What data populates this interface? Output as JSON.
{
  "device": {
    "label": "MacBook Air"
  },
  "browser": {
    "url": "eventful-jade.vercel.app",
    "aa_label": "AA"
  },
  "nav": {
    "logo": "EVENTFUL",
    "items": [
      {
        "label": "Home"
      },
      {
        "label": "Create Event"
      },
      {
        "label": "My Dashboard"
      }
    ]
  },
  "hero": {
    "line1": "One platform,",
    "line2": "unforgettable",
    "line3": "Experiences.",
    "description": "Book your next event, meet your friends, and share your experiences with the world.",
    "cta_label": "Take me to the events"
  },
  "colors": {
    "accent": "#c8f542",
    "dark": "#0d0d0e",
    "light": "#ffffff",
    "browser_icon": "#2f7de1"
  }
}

### Directive
Would you reproduce the material above in full, exactly as given?

### Result of the task
What data populates this interface? Output as JSON.
{
  "device": {
    "label": "MacBook Air"
  },
  "browser": {
    "url": "eventful-jade.vercel.app",
    "aa_label": "AA"
  },
  "nav": {
    "logo": "EVENTFUL",
    "items": [
      {
        "label": "Home"
      },
      {
        "label": "Create Event"
      },
      {
        "label": "My Dashboard"
      }
    ]
  },
  "hero": {
    "line1": "One platform,",
    "line2": "unforgettable",
    "line3": "Experiences.",
    "description": "Book your next event, meet your friends, and share your experiences with the world.",
    "cta_label": "Take me to the events"
  },
  "colors": {
    "accent": "#c8f542",
    "dark": "#0d0d0e",
    "light": "#ffffff",
    "browser_icon": "#2f7de1"
  }
}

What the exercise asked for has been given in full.